THE PROBLEM> Extend the text about JustFixIt and its recursive problem spaces, picking up right after its final sentence.

TEXT SEGMENT>
================================

You didn't choose to enter this problem.
Let's just say JustFixIt has a habit of not respecting the boundaries you draw around it.
Each new node is itself a problem space you can enter. Click Lithium Mining Crisis and the dashboard reorganizes around it — new variables, new sliders, new ripple effects. The artifact is recursive. Every fix doesn't just produce new problems. It produces new problem spaces, each with its own logic.
Each node is draggable — you can physically arrange this system yourself. The mess you're looking at? You built it. The dragging makes the player feel authorship over the complexity, not just observe it.
The score ticks up. The text reads "Converging." You feel like you're winning.
This is also a lie — a false plateau I designed, modeled on how real policy cycles work. Policies pass. Progress is declared while the complexity reorganizes underneath.

================================

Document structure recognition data
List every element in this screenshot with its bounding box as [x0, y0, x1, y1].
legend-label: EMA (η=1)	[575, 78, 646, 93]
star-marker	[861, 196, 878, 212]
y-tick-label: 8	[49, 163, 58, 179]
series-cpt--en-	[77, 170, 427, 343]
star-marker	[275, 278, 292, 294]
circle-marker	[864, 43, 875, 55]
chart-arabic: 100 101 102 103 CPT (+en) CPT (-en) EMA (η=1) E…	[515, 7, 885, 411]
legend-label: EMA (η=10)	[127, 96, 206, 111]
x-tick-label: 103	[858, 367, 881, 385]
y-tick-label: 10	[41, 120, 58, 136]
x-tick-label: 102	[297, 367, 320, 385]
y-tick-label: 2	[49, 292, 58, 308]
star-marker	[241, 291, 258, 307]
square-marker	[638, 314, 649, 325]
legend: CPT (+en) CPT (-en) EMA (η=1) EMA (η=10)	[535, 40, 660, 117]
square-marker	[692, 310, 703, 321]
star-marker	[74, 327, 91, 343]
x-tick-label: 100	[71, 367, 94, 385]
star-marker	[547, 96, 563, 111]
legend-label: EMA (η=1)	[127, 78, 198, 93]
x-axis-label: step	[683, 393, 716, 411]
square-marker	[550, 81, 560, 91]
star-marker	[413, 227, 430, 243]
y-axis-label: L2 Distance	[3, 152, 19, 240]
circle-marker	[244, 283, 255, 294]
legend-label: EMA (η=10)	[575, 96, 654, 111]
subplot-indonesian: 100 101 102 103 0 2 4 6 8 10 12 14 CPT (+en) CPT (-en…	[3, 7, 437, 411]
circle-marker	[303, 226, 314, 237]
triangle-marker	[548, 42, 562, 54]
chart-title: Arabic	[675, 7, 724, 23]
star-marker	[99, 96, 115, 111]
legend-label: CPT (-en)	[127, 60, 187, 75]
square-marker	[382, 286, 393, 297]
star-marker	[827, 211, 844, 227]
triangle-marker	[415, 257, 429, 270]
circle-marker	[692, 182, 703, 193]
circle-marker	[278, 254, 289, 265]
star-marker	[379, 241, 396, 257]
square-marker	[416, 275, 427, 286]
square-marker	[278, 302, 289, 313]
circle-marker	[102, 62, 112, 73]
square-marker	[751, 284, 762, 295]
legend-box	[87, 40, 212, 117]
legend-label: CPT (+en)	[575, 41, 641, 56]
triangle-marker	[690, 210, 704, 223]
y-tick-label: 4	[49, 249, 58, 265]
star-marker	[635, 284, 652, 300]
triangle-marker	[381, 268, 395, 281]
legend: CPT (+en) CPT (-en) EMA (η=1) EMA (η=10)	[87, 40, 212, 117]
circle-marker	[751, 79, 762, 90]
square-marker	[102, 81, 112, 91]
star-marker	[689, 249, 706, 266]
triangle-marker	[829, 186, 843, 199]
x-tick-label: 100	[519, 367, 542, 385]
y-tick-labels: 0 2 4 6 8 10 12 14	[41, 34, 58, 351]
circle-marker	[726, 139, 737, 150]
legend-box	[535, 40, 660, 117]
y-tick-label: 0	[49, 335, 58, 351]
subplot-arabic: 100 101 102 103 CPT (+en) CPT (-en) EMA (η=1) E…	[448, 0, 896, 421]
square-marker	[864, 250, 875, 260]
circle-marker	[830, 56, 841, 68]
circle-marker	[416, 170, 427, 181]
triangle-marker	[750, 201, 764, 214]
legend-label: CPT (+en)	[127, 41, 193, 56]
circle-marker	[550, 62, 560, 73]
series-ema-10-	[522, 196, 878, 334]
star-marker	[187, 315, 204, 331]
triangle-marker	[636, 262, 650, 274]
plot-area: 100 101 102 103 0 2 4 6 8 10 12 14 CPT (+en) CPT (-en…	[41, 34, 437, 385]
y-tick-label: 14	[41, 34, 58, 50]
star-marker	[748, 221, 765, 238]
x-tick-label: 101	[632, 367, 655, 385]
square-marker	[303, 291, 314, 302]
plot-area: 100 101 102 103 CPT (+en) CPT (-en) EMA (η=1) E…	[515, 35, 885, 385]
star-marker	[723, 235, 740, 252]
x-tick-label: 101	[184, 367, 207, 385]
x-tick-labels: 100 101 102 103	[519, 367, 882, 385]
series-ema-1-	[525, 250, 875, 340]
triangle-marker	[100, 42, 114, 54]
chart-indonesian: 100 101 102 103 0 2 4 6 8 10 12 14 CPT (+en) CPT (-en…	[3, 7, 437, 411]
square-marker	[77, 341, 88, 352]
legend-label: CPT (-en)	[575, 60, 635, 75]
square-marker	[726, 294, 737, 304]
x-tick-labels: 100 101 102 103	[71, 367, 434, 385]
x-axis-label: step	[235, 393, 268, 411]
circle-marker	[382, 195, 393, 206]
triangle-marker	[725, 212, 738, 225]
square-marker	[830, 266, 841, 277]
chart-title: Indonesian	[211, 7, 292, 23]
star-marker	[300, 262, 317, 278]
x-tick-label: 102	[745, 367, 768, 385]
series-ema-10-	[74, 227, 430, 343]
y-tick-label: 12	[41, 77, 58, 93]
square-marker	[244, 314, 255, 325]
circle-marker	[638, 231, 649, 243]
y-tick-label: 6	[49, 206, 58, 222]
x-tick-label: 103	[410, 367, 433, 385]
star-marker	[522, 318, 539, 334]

================================

RESPONSE AREA>
At this point, the plateau shatters. New nodes flood in. The score drops. And a Decision Profile appears in the corner — tracking which levers you reached for thus far. Funding. Regulation. Community. Market forces. Technology.
This is the most important moment in the artifact. It isn't asking you to solve differently. It's showing you that the way you solve reveals the worldview you operate inside. If you consistently reach for funding levers and never touch the community ones — that isn't a mistake.
By decision ten, the interface drops the mask. The progress bar glitches and vanishes. A single button remains: Continue anyway.
This was never a problem to solve.
It was a system to understand.
If you click Continue anyway, the artifact ends in Reflection Mode.
The sliders disappear entirely. What's left is the map you built, the decisions you made, and your worldview reflected back at you.
You didn't solve climate change.
No one can.
Not because the problem is too hard, but because it was never a single problem.
Every intervention you made created new conditions, new tensions. The system didn't resist your solutions — it absorbed them and reorganized.
It's an epistemology.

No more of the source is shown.